>>>>

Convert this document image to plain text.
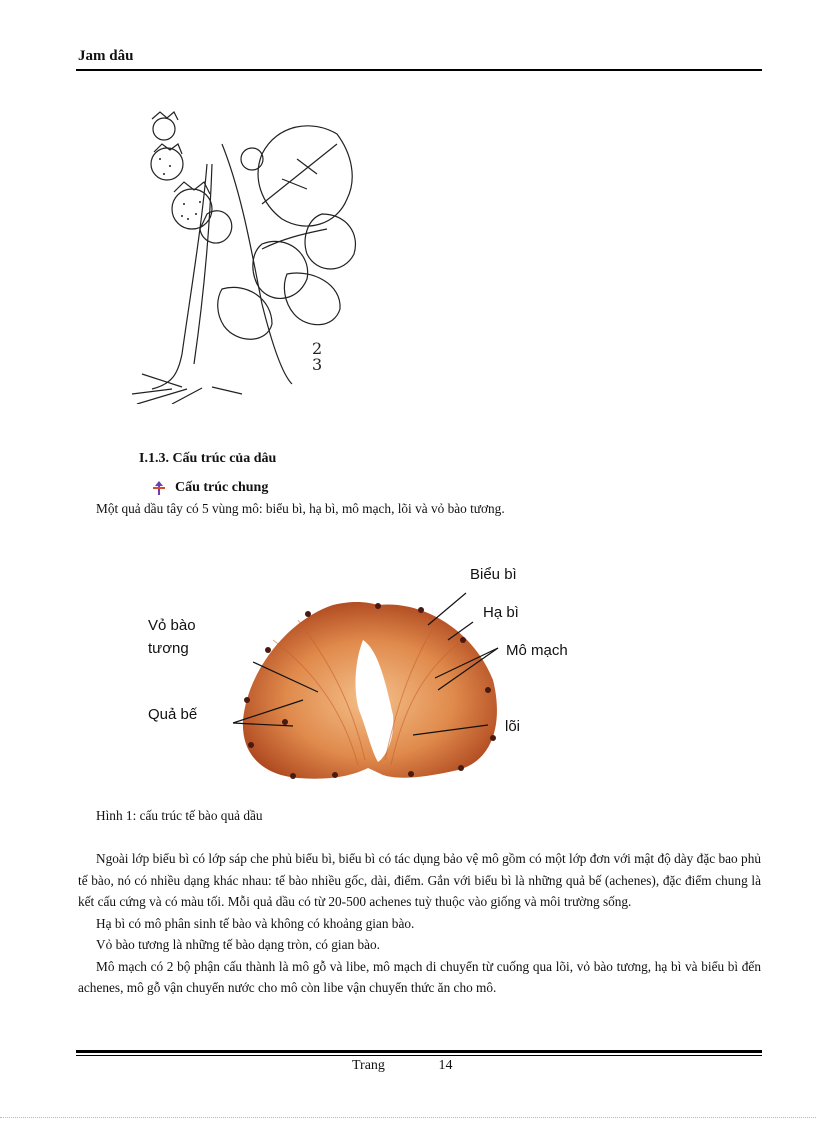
Jam dâu
2
3
I.1.3. Cấu trúc của dâu
Cấu trúc chung
Một quả dầu tây có 5 vùng mô: biểu bì, hạ bì, mô mạch, lõi và vỏ bào tương.
Biểu bì
Hạ bì
Mô mạch
lõi
Vỏ bào
tương
Quả bế
Hình 1: cấu trúc tế bào quả dầu

Ngoài lớp biểu bì có lớp sáp che phủ biểu bì, biểu bì có tác dụng bảo vệ mô gồm có một lớp đơn với mật độ dày đặc bao phủ tế bào, nó có nhiều dạng khác nhau: tế bào nhiều gốc, dài, điểm. Gắn với biểu bì là những quả bế (achenes), đặc điểm chung là kết cấu cứng và có màu tối. Mỗi quả dầu có từ 20-500 achenes tuỳ thuộc vào giống và môi trường sống.

Hạ bì có mô phân sinh tế bào và không có khoảng gian bào.

Vỏ bào tương là những tế bào dạng tròn, có gian bào.

Mô mạch có 2 bộ phận cấu thành là mô gỗ và libe, mô mạch di chuyển từ cuống qua lõi, vỏ bào tương, hạ bì và biểu bì đến achenes, mô gỗ vận chuyển nước cho mô còn libe vận chuyển thức ăn cho mô.

Trang	14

<<<<

» WORK TO COMPLETE: Reproduce each line word for word and drop the pictures.

» TASK OUTPUT:
Convert this document image to plain text.
Jam dâu
2
3
I.1.3. Cấu trúc của dâu
Cấu trúc chung
Một quả dầu tây có 5 vùng mô: biểu bì, hạ bì, mô mạch, lõi và vỏ bào tương.
Biểu bì
Hạ bì
Mô mạch
lõi
Vỏ bào
tương
Quả bế
Hình 1: cấu trúc tế bào quả dầu

Ngoài lớp biểu bì có lớp sáp che phủ biểu bì, biểu bì có tác dụng bảo vệ mô gồm có một lớp đơn với mật độ dày đặc bao phủ tế bào, nó có nhiều dạng khác nhau: tế bào nhiều gốc, dài, điểm. Gắn với biểu bì là những quả bế (achenes), đặc điểm chung là kết cấu cứng và có màu tối. Mỗi quả dầu có từ 20-500 achenes tuỳ thuộc vào giống và môi trường sống.

Hạ bì có mô phân sinh tế bào và không có khoảng gian bào.

Vỏ bào tương là những tế bào dạng tròn, có gian bào.

Mô mạch có 2 bộ phận cấu thành là mô gỗ và libe, mô mạch di chuyển từ cuống qua lõi, vỏ bào tương, hạ bì và biểu bì đến achenes, mô gỗ vận chuyển nước cho mô còn libe vận chuyển thức ăn cho mô.

Trang	14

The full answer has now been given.